[Records about charts and figures]
★ ★ ★ ★ ★ ★ ★

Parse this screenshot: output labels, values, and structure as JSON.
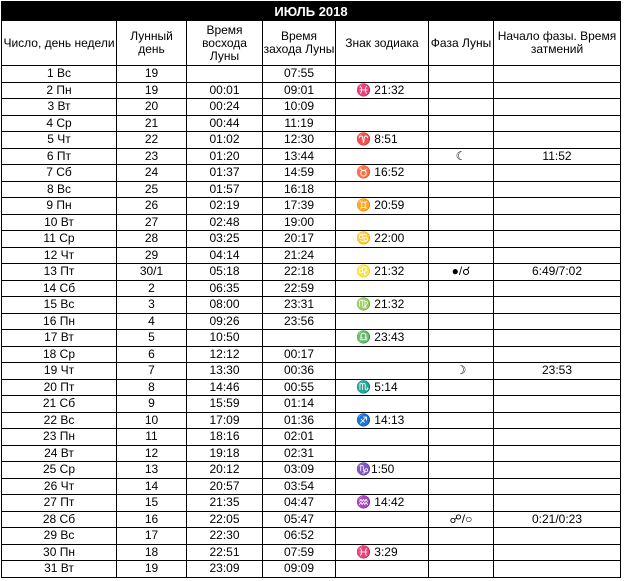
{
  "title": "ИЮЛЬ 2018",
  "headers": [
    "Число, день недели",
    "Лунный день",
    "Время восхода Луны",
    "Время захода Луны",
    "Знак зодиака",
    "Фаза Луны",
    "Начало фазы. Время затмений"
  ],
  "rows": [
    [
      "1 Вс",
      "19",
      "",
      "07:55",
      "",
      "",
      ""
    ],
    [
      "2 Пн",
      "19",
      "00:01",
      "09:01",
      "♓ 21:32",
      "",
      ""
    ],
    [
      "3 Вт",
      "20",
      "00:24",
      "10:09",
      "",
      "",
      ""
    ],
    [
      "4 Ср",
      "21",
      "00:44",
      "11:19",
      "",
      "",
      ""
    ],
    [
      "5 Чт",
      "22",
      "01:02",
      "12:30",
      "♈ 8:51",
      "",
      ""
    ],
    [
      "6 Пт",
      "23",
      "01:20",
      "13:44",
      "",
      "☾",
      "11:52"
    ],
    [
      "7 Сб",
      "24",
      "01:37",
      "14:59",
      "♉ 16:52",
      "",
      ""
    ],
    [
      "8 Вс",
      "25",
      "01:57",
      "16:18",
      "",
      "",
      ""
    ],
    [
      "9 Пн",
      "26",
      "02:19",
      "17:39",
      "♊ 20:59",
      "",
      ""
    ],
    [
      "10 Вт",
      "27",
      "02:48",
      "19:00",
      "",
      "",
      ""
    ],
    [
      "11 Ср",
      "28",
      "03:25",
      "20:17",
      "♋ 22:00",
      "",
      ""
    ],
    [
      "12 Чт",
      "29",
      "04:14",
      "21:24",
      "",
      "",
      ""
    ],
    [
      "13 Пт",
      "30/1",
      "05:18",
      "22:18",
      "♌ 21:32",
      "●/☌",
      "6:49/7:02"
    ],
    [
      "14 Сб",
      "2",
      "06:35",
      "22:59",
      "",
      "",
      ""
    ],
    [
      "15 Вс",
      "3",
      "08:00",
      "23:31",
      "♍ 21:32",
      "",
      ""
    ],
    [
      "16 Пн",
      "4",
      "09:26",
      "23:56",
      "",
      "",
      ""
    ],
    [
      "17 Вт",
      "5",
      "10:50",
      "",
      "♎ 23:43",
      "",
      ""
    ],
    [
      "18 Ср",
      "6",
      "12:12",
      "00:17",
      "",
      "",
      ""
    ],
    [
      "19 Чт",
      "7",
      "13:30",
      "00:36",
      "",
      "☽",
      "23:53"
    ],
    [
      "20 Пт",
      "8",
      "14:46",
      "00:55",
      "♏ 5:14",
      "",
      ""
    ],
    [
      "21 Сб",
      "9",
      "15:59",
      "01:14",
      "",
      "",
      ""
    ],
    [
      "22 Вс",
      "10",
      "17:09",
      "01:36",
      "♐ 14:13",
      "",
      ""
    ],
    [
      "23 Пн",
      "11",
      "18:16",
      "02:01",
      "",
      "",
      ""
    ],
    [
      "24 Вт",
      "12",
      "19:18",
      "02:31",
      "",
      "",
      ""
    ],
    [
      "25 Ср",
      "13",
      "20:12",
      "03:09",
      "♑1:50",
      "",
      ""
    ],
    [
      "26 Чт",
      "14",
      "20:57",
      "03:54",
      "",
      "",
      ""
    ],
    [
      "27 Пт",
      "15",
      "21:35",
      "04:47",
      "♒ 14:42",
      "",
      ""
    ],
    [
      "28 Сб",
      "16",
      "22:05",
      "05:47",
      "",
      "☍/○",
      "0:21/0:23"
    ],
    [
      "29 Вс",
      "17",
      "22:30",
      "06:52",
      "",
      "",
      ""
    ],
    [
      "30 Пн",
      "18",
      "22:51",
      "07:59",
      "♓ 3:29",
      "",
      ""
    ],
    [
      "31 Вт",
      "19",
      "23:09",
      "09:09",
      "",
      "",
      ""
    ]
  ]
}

★ ★ ★ ★ ★ ★ ★

Every entry must be written out exactly, with all pictures left out.

Parse this screenshot: output labels, values, and structure as JSON.
{
  "title": "ИЮЛЬ 2018",
  "headers": [
    "Число, день недели",
    "Лунный день",
    "Время восхода Луны",
    "Время захода Луны",
    "Знак зодиака",
    "Фаза Луны",
    "Начало фазы. Время затмений"
  ],
  "rows": [
    [
      "1 Вс",
      "19",
      "",
      "07:55",
      "",
      "",
      ""
    ],
    [
      "2 Пн",
      "19",
      "00:01",
      "09:01",
      "♓ 21:32",
      "",
      ""
    ],
    [
      "3 Вт",
      "20",
      "00:24",
      "10:09",
      "",
      "",
      ""
    ],
    [
      "4 Ср",
      "21",
      "00:44",
      "11:19",
      "",
      "",
      ""
    ],
    [
      "5 Чт",
      "22",
      "01:02",
      "12:30",
      "♈ 8:51",
      "",
      ""
    ],
    [
      "6 Пт",
      "23",
      "01:20",
      "13:44",
      "",
      "☾",
      "11:52"
    ],
    [
      "7 Сб",
      "24",
      "01:37",
      "14:59",
      "♉ 16:52",
      "",
      ""
    ],
    [
      "8 Вс",
      "25",
      "01:57",
      "16:18",
      "",
      "",
      ""
    ],
    [
      "9 Пн",
      "26",
      "02:19",
      "17:39",
      "♊ 20:59",
      "",
      ""
    ],
    [
      "10 Вт",
      "27",
      "02:48",
      "19:00",
      "",
      "",
      ""
    ],
    [
      "11 Ср",
      "28",
      "03:25",
      "20:17",
      "♋ 22:00",
      "",
      ""
    ],
    [
      "12 Чт",
      "29",
      "04:14",
      "21:24",
      "",
      "",
      ""
    ],
    [
      "13 Пт",
      "30/1",
      "05:18",
      "22:18",
      "♌ 21:32",
      "●/☌",
      "6:49/7:02"
    ],
    [
      "14 Сб",
      "2",
      "06:35",
      "22:59",
      "",
      "",
      ""
    ],
    [
      "15 Вс",
      "3",
      "08:00",
      "23:31",
      "♍ 21:32",
      "",
      ""
    ],
    [
      "16 Пн",
      "4",
      "09:26",
      "23:56",
      "",
      "",
      ""
    ],
    [
      "17 Вт",
      "5",
      "10:50",
      "",
      "♎ 23:43",
      "",
      ""
    ],
    [
      "18 Ср",
      "6",
      "12:12",
      "00:17",
      "",
      "",
      ""
    ],
    [
      "19 Чт",
      "7",
      "13:30",
      "00:36",
      "",
      "☽",
      "23:53"
    ],
    [
      "20 Пт",
      "8",
      "14:46",
      "00:55",
      "♏ 5:14",
      "",
      ""
    ],
    [
      "21 Сб",
      "9",
      "15:59",
      "01:14",
      "",
      "",
      ""
    ],
    [
      "22 Вс",
      "10",
      "17:09",
      "01:36",
      "♐ 14:13",
      "",
      ""
    ],
    [
      "23 Пн",
      "11",
      "18:16",
      "02:01",
      "",
      "",
      ""
    ],
    [
      "24 Вт",
      "12",
      "19:18",
      "02:31",
      "",
      "",
      ""
    ],
    [
      "25 Ср",
      "13",
      "20:12",
      "03:09",
      "♑1:50",
      "",
      ""
    ],
    [
      "26 Чт",
      "14",
      "20:57",
      "03:54",
      "",
      "",
      ""
    ],
    [
      "27 Пт",
      "15",
      "21:35",
      "04:47",
      "♒ 14:42",
      "",
      ""
    ],
    [
      "28 Сб",
      "16",
      "22:05",
      "05:47",
      "",
      "☍/○",
      "0:21/0:23"
    ],
    [
      "29 Вс",
      "17",
      "22:30",
      "06:52",
      "",
      "",
      ""
    ],
    [
      "30 Пн",
      "18",
      "22:51",
      "07:59",
      "♓ 3:29",
      "",
      ""
    ],
    [
      "31 Вт",
      "19",
      "23:09",
      "09:09",
      "",
      "",
      ""
    ]
  ]
}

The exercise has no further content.